§ **TASK STATEMENT**: Return the records word for word. Any pictures in them are not part of the copy.

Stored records
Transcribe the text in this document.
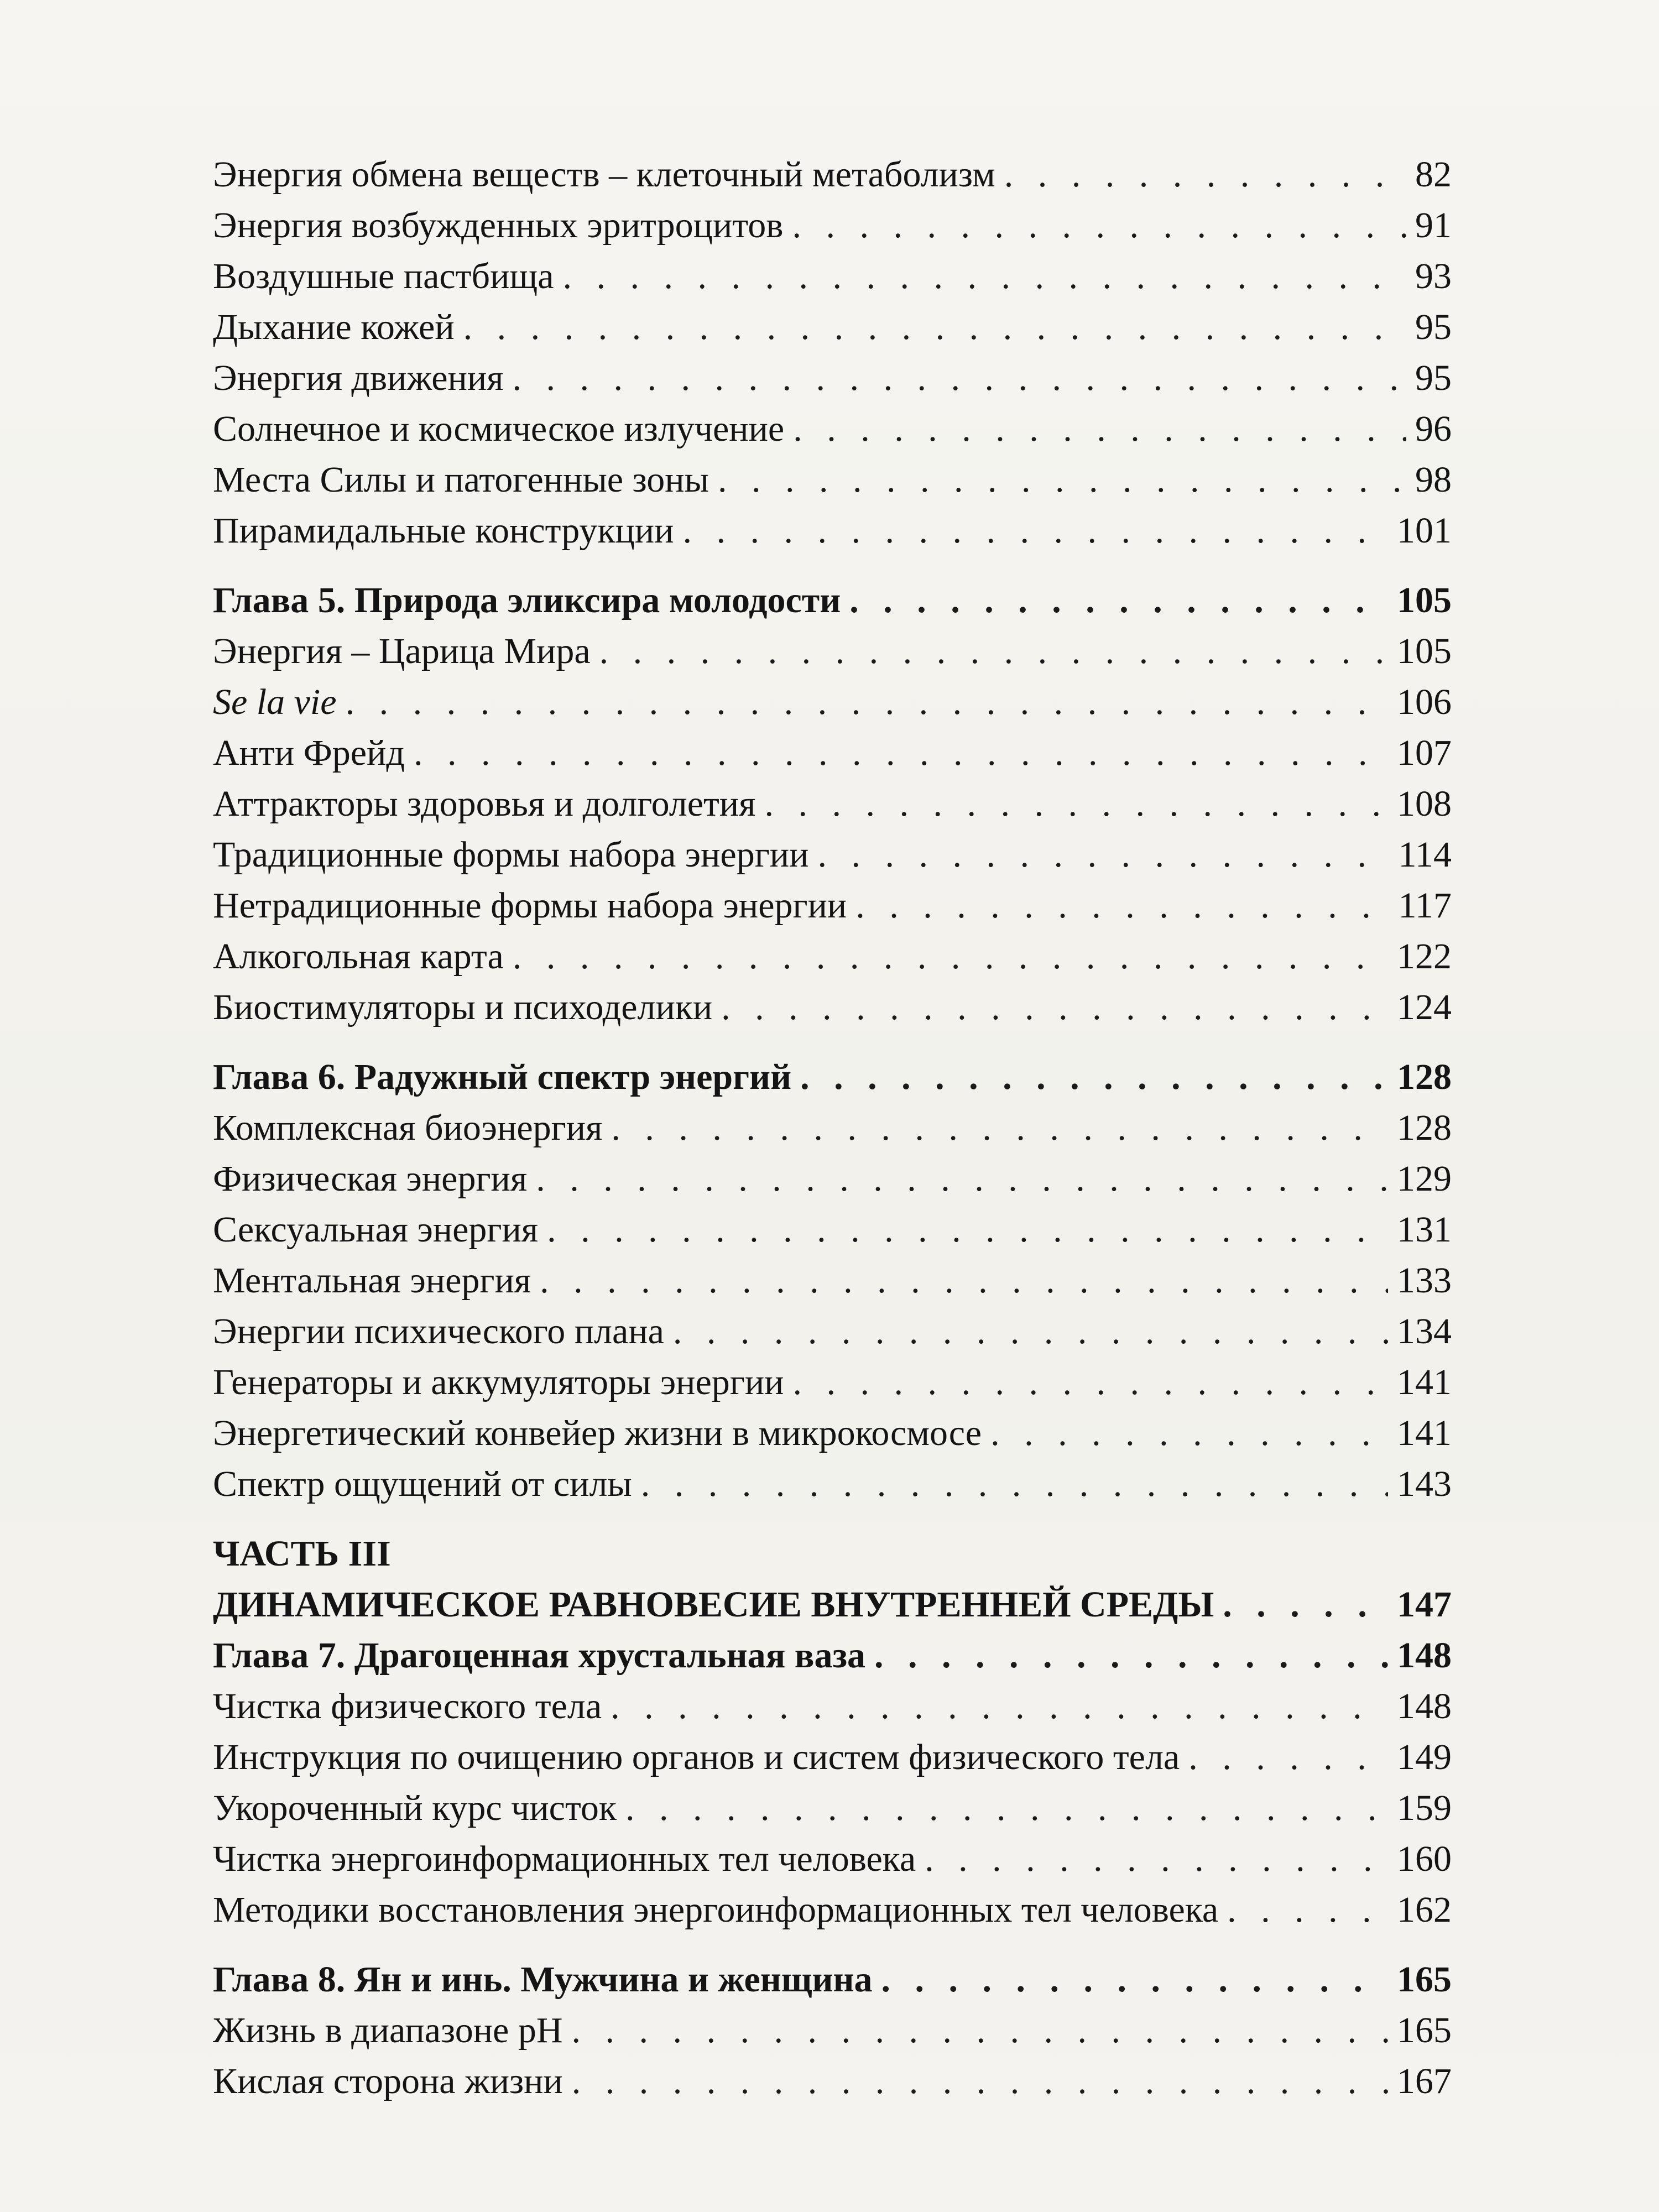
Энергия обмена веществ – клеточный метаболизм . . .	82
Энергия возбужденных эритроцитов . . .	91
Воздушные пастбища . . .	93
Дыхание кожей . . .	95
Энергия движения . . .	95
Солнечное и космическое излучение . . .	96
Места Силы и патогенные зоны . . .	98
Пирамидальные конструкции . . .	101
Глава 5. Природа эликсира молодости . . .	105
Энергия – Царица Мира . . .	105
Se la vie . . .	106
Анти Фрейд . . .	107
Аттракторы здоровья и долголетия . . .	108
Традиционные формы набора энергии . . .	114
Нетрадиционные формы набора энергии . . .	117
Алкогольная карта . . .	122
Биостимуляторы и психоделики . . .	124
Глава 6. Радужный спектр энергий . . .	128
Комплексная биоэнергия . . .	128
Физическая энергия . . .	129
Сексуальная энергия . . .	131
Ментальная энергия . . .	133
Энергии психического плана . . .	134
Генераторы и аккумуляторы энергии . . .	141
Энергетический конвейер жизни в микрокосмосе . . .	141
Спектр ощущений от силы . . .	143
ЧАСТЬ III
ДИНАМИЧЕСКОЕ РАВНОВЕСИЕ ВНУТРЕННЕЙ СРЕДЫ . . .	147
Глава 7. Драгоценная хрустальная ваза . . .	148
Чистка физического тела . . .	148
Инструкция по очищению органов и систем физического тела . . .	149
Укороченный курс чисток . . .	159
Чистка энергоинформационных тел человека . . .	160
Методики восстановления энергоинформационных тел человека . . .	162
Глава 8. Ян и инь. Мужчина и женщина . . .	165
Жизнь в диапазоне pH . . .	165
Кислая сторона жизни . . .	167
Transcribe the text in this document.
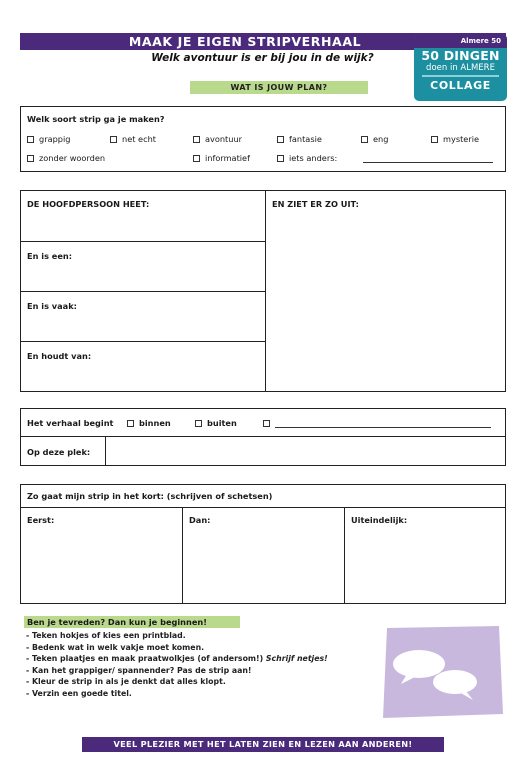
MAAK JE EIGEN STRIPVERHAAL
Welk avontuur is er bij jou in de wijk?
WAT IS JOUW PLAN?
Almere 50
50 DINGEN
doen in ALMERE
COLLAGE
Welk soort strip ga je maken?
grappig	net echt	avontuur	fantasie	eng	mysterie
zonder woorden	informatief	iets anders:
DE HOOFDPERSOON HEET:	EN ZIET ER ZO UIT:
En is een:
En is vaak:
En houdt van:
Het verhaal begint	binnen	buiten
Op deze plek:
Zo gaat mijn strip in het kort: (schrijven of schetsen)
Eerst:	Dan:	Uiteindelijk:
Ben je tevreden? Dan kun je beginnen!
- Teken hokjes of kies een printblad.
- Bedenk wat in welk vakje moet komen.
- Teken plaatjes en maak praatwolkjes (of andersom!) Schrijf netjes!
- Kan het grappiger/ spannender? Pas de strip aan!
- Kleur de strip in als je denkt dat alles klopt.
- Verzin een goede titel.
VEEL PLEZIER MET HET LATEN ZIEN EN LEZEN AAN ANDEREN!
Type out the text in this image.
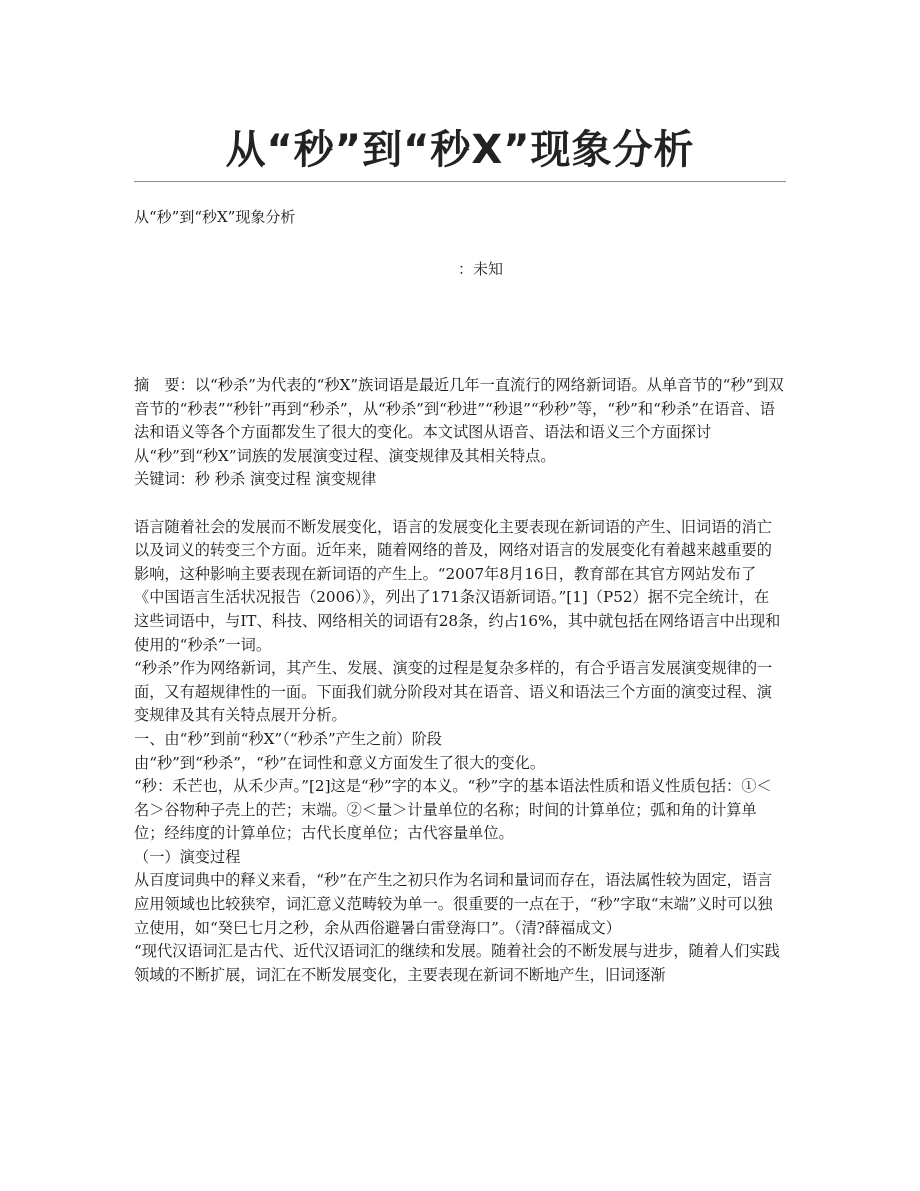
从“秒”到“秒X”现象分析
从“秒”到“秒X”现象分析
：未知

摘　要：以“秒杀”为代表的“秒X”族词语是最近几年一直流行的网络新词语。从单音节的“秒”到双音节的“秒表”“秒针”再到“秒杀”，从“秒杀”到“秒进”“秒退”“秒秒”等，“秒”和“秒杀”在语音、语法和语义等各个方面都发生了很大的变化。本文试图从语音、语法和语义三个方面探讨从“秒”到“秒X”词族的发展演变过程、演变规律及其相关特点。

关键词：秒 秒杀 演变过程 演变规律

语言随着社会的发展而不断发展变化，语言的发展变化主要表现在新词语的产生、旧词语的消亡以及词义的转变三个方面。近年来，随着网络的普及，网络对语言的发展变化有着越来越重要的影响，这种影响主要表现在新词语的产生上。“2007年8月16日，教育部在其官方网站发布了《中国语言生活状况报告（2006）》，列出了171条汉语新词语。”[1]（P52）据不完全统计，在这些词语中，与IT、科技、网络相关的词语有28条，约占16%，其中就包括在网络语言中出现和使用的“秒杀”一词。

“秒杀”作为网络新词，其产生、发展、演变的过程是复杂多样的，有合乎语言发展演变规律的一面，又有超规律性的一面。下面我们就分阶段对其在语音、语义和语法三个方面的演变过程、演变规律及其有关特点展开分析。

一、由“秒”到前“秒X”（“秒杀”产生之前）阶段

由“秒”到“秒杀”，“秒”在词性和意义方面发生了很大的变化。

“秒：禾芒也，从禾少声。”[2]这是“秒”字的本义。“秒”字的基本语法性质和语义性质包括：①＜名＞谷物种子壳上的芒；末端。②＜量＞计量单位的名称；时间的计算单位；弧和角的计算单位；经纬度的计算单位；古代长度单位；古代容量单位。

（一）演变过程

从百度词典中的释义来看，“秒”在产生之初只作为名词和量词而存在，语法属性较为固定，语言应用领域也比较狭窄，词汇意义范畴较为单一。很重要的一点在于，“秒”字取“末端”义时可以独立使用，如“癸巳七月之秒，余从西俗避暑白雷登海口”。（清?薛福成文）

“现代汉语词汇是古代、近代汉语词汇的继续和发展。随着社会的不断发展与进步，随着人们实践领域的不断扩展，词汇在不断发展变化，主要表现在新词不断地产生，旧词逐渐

§ **ANSWER TO THIS EXERCISE**:
Transcribe the text in this document.
Энергия обмена веществ – клеточный метаболизм . . .	82
Энергия возбужденных эритроцитов . . .	91
Воздушные пастбища . . .	93
Дыхание кожей . . .	95
Энергия движения . . .	95
Солнечное и космическое излучение . . .	96
Места Силы и патогенные зоны . . .	98
Пирамидальные конструкции . . .	101
Глава 5. Природа эликсира молодости . . .	105
Энергия – Царица Мира . . .	105
Se la vie . . .	106
Анти Фрейд . . .	107
Аттракторы здоровья и долголетия . . .	108
Традиционные формы набора энергии . . .	114
Нетрадиционные формы набора энергии . . .	117
Алкогольная карта . . .	122
Биостимуляторы и психоделики . . .	124
Глава 6. Радужный спектр энергий . . .	128
Комплексная биоэнергия . . .	128
Физическая энергия . . .	129
Сексуальная энергия . . .	131
Ментальная энергия . . .	133
Энергии психического плана . . .	134
Генераторы и аккумуляторы энергии . . .	141
Энергетический конвейер жизни в микрокосмосе . . .	141
Спектр ощущений от силы . . .	143
ЧАСТЬ III
ДИНАМИЧЕСКОЕ РАВНОВЕСИЕ ВНУТРЕННЕЙ СРЕДЫ . . .	147
Глава 7. Драгоценная хрустальная ваза . . .	148
Чистка физического тела . . .	148
Инструкция по очищению органов и систем физического тела . . .	149
Укороченный курс чисток . . .	159
Чистка энергоинформационных тел человека . . .	160
Методики восстановления энергоинформационных тел человека . . .	162
Глава 8. Ян и инь. Мужчина и женщина . . .	165
Жизнь в диапазоне pH . . .	165
Кислая сторона жизни . . .	167
Transcribe the text in this document.
MAAK JE EIGEN STRIPVERHAAL
Welk avontuur is er bij jou in de wijk?
WAT IS JOUW PLAN?
Almere 50
50 DINGEN
doen in ALMERE
COLLAGE
Welk soort strip ga je maken?
grappig	net echt	avontuur	fantasie	eng	mysterie
zonder woorden	informatief	iets anders:
DE HOOFDPERSOON HEET:	EN ZIET ER ZO UIT:
En is een:
En is vaak:
En houdt van:
Het verhaal begint	binnen	buiten
Op deze plek:
Zo gaat mijn strip in het kort: (schrijven of schetsen)
Eerst:	Dan:	Uiteindelijk:
Ben je tevreden? Dan kun je beginnen!
- Teken hokjes of kies een printblad.
- Bedenk wat in welk vakje moet komen.
- Teken plaatjes en maak praatwolkjes (of andersom!) Schrijf netjes!
- Kan het grappiger/ spannender? Pas de strip aan!
- Kleur de strip in als je denkt dat alles klopt.
- Verzin een goede titel.
VEEL PLEZIER MET HET LATEN ZIEN EN LEZEN AAN ANDEREN!
Type out the text in this image.
从“秒”到“秒X”现象分析
从“秒”到“秒X”现象分析
：未知

摘　要：以“秒杀”为代表的“秒X”族词语是最近几年一直流行的网络新词语。从单音节的“秒”到双音节的“秒表”“秒针”再到“秒杀”，从“秒杀”到“秒进”“秒退”“秒秒”等，“秒”和“秒杀”在语音、语法和语义等各个方面都发生了很大的变化。本文试图从语音、语法和语义三个方面探讨从“秒”到“秒X”词族的发展演变过程、演变规律及其相关特点。

关键词：秒 秒杀 演变过程 演变规律

语言随着社会的发展而不断发展变化，语言的发展变化主要表现在新词语的产生、旧词语的消亡以及词义的转变三个方面。近年来，随着网络的普及，网络对语言的发展变化有着越来越重要的影响，这种影响主要表现在新词语的产生上。“2007年8月16日，教育部在其官方网站发布了《中国语言生活状况报告（2006）》，列出了171条汉语新词语。”[1]（P52）据不完全统计，在这些词语中，与IT、科技、网络相关的词语有28条，约占16%，其中就包括在网络语言中出现和使用的“秒杀”一词。

“秒杀”作为网络新词，其产生、发展、演变的过程是复杂多样的，有合乎语言发展演变规律的一面，又有超规律性的一面。下面我们就分阶段对其在语音、语义和语法三个方面的演变过程、演变规律及其有关特点展开分析。

一、由“秒”到前“秒X”（“秒杀”产生之前）阶段

由“秒”到“秒杀”，“秒”在词性和意义方面发生了很大的变化。

“秒：禾芒也，从禾少声。”[2]这是“秒”字的本义。“秒”字的基本语法性质和语义性质包括：①＜名＞谷物种子壳上的芒；末端。②＜量＞计量单位的名称；时间的计算单位；弧和角的计算单位；经纬度的计算单位；古代长度单位；古代容量单位。

（一）演变过程

从百度词典中的释义来看，“秒”在产生之初只作为名词和量词而存在，语法属性较为固定，语言应用领域也比较狭窄，词汇意义范畴较为单一。很重要的一点在于，“秒”字取“末端”义时可以独立使用，如“癸巳七月之秒，余从西俗避暑白雷登海口”。（清?薛福成文）

“现代汉语词汇是古代、近代汉语词汇的继续和发展。随着社会的不断发展与进步，随着人们实践领域的不断扩展，词汇在不断发展变化，主要表现在新词不断地产生，旧词逐渐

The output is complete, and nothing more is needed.